— START —

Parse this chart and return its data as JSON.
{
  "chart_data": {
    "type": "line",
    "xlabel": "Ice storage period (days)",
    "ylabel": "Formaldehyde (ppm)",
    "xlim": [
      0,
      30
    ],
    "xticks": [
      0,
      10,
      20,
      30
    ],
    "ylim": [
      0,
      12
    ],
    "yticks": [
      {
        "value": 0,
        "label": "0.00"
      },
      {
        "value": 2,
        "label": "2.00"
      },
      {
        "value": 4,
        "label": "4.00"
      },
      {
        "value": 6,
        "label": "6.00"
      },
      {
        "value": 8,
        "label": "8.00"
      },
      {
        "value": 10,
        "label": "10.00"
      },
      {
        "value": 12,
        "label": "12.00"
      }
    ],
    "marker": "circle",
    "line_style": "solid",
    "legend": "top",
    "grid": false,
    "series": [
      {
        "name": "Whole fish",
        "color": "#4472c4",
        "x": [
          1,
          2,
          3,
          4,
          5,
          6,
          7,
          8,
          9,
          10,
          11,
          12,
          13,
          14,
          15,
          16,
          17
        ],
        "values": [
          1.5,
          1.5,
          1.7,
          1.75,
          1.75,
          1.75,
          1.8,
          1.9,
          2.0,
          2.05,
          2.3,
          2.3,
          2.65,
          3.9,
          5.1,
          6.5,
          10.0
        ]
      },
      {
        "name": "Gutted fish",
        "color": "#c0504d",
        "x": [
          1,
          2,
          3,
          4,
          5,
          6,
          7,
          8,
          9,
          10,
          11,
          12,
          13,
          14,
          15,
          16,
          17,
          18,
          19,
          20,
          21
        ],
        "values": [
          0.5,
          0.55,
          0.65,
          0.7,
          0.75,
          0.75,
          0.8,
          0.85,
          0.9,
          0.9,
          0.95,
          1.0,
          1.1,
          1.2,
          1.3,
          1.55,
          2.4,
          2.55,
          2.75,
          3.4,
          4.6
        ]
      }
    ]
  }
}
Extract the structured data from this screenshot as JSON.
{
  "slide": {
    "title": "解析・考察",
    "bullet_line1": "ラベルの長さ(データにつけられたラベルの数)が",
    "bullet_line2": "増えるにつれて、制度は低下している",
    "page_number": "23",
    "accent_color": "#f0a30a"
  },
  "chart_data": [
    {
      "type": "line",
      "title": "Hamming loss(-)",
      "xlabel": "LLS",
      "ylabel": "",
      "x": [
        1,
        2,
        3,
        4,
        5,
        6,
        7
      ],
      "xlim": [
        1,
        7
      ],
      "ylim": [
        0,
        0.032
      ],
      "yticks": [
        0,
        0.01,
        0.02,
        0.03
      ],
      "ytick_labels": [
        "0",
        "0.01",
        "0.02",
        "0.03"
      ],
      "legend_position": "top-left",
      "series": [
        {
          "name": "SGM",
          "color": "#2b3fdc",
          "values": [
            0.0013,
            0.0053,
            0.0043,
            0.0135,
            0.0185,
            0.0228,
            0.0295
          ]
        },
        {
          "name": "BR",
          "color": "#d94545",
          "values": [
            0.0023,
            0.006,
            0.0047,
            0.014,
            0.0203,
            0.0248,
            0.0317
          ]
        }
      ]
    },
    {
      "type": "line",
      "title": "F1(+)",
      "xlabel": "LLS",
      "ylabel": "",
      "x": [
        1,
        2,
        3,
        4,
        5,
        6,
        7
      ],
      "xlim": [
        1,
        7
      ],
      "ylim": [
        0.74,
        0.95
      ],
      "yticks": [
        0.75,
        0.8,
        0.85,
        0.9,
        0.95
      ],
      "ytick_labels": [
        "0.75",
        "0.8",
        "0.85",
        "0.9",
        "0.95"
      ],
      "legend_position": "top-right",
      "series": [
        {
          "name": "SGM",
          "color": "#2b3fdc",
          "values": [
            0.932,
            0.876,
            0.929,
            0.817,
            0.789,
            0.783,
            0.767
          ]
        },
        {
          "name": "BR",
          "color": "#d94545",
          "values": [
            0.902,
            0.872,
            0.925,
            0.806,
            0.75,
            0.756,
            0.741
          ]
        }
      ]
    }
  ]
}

— END —

Nothing may be left out: return each entry exactly as it reads.

Final answer ->
Parse this chart and return its data as JSON.
{
  "chart_data": {
    "type": "line",
    "xlabel": "Ice storage period (days)",
    "ylabel": "Formaldehyde (ppm)",
    "xlim": [
      0,
      30
    ],
    "xticks": [
      0,
      10,
      20,
      30
    ],
    "ylim": [
      0,
      12
    ],
    "yticks": [
      {
        "value": 0,
        "label": "0.00"
      },
      {
        "value": 2,
        "label": "2.00"
      },
      {
        "value": 4,
        "label": "4.00"
      },
      {
        "value": 6,
        "label": "6.00"
      },
      {
        "value": 8,
        "label": "8.00"
      },
      {
        "value": 10,
        "label": "10.00"
      },
      {
        "value": 12,
        "label": "12.00"
      }
    ],
    "marker": "circle",
    "line_style": "solid",
    "legend": "top",
    "grid": false,
    "series": [
      {
        "name": "Whole fish",
        "color": "#4472c4",
        "x": [
          1,
          2,
          3,
          4,
          5,
          6,
          7,
          8,
          9,
          10,
          11,
          12,
          13,
          14,
          15,
          16,
          17
        ],
        "values": [
          1.5,
          1.5,
          1.7,
          1.75,
          1.75,
          1.75,
          1.8,
          1.9,
          2.0,
          2.05,
          2.3,
          2.3,
          2.65,
          3.9,
          5.1,
          6.5,
          10.0
        ]
      },
      {
        "name": "Gutted fish",
        "color": "#c0504d",
        "x": [
          1,
          2,
          3,
          4,
          5,
          6,
          7,
          8,
          9,
          10,
          11,
          12,
          13,
          14,
          15,
          16,
          17,
          18,
          19,
          20,
          21
        ],
        "values": [
          0.5,
          0.55,
          0.65,
          0.7,
          0.75,
          0.75,
          0.8,
          0.85,
          0.9,
          0.9,
          0.95,
          1.0,
          1.1,
          1.2,
          1.3,
          1.55,
          2.4,
          2.55,
          2.75,
          3.4,
          4.6
        ]
      }
    ]
  }
}
Extract the structured data from this screenshot as JSON.
{
  "slide": {
    "title": "解析・考察",
    "bullet_line1": "ラベルの長さ(データにつけられたラベルの数)が",
    "bullet_line2": "増えるにつれて、制度は低下している",
    "page_number": "23",
    "accent_color": "#f0a30a"
  },
  "chart_data": [
    {
      "type": "line",
      "title": "Hamming loss(-)",
      "xlabel": "LLS",
      "ylabel": "",
      "x": [
        1,
        2,
        3,
        4,
        5,
        6,
        7
      ],
      "xlim": [
        1,
        7
      ],
      "ylim": [
        0,
        0.032
      ],
      "yticks": [
        0,
        0.01,
        0.02,
        0.03
      ],
      "ytick_labels": [
        "0",
        "0.01",
        "0.02",
        "0.03"
      ],
      "legend_position": "top-left",
      "series": [
        {
          "name": "SGM",
          "color": "#2b3fdc",
          "values": [
            0.0013,
            0.0053,
            0.0043,
            0.0135,
            0.0185,
            0.0228,
            0.0295
          ]
        },
        {
          "name": "BR",
          "color": "#d94545",
          "values": [
            0.0023,
            0.006,
            0.0047,
            0.014,
            0.0203,
            0.0248,
            0.0317
          ]
        }
      ]
    },
    {
      "type": "line",
      "title": "F1(+)",
      "xlabel": "LLS",
      "ylabel": "",
      "x": [
        1,
        2,
        3,
        4,
        5,
        6,
        7
      ],
      "xlim": [
        1,
        7
      ],
      "ylim": [
        0.74,
        0.95
      ],
      "yticks": [
        0.75,
        0.8,
        0.85,
        0.9,
        0.95
      ],
      "ytick_labels": [
        "0.75",
        "0.8",
        "0.85",
        "0.9",
        "0.95"
      ],
      "legend_position": "top-right",
      "series": [
        {
          "name": "SGM",
          "color": "#2b3fdc",
          "values": [
            0.932,
            0.876,
            0.929,
            0.817,
            0.789,
            0.783,
            0.767
          ]
        },
        {
          "name": "BR",
          "color": "#d94545",
          "values": [
            0.902,
            0.872,
            0.925,
            0.806,
            0.75,
            0.756,
            0.741
          ]
        }
      ]
    }
  ]
}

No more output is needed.